> Exercise requirements:
What number of lines contain the word "button"? Reply with the number and nothing else.

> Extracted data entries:

-------------------------

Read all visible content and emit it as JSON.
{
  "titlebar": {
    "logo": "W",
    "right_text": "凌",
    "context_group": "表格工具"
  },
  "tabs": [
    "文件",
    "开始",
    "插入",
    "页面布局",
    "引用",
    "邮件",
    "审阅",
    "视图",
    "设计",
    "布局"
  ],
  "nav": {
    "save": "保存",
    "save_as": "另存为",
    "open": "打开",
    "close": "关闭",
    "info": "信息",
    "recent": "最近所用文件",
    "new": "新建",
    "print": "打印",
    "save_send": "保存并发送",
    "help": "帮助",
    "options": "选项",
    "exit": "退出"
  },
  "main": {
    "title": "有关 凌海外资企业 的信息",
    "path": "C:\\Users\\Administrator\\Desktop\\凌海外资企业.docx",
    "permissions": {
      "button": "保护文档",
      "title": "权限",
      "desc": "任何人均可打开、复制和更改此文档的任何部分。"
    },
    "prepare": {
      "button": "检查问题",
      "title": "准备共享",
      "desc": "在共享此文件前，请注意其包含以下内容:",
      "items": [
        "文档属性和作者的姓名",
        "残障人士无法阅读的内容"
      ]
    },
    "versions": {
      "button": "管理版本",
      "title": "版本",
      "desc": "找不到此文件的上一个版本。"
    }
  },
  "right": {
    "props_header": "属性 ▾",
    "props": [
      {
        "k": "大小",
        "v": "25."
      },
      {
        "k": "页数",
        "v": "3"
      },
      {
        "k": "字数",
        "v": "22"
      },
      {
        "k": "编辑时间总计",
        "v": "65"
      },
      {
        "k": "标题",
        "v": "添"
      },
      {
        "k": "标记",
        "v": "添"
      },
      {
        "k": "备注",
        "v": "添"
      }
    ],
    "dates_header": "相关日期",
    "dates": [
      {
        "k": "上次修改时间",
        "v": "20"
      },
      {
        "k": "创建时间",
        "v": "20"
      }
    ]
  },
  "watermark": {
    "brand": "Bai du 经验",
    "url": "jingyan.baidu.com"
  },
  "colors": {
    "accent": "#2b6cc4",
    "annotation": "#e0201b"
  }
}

-------------------------

> Solution:
3